Data records
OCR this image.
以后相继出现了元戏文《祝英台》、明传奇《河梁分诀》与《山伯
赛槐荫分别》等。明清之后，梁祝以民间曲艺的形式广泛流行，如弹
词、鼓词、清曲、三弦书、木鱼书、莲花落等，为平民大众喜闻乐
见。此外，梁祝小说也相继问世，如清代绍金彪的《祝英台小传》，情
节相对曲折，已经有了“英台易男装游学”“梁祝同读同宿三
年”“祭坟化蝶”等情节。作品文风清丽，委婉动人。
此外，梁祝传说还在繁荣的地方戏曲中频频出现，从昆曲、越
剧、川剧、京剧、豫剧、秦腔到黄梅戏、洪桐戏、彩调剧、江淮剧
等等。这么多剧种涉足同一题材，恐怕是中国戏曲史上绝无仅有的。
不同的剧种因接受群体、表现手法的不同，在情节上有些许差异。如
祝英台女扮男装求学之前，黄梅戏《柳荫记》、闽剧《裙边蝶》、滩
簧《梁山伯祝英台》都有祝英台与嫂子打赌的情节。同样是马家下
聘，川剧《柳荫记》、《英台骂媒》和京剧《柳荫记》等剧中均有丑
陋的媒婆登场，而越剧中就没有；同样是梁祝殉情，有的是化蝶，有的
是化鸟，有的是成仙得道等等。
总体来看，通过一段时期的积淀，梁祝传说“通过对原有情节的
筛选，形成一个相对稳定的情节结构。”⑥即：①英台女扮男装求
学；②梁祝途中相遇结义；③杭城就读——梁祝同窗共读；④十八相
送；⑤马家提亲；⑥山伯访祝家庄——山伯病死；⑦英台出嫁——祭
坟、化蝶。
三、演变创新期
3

...

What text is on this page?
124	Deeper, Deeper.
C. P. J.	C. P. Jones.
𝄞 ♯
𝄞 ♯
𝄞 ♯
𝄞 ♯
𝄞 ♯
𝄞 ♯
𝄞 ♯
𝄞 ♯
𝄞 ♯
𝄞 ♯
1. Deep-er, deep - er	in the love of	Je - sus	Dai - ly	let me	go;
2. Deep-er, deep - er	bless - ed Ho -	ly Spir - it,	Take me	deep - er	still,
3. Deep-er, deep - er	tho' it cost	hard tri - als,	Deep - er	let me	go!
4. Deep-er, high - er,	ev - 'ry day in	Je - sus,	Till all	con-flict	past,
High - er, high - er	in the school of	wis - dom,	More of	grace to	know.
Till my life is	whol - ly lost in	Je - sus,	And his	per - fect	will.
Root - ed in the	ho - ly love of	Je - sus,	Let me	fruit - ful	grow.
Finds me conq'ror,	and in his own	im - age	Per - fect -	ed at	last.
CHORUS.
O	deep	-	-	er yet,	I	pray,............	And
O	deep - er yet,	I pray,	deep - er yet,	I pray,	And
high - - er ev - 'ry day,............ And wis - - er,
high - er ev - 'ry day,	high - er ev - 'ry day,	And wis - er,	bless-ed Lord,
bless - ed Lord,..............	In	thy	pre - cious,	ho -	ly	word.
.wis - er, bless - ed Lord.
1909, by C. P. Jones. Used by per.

* * *

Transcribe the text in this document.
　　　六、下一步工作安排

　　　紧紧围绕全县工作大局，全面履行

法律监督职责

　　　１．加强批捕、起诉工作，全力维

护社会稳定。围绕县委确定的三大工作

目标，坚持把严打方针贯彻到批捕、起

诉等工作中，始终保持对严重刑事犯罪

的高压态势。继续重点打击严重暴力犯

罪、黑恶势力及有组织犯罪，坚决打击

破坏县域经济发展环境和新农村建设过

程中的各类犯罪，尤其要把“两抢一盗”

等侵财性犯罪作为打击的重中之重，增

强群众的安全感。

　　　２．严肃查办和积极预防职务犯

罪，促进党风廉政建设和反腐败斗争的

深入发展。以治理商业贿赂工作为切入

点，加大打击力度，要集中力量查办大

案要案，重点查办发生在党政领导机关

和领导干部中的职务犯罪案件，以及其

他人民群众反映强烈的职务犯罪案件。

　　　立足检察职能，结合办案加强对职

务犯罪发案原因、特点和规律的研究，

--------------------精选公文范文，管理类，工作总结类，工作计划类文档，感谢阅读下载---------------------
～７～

• [WHAT YOU WILL DO] Copy all lines from the material that include "love".

• [FULL RESPONSE]
1. Deep-er, deep - er	in the love of	Je - sus	Dai - ly	let me	go;
Root - ed in the	ho - ly love of	Je - sus,	Let me	fruit - ful	grow.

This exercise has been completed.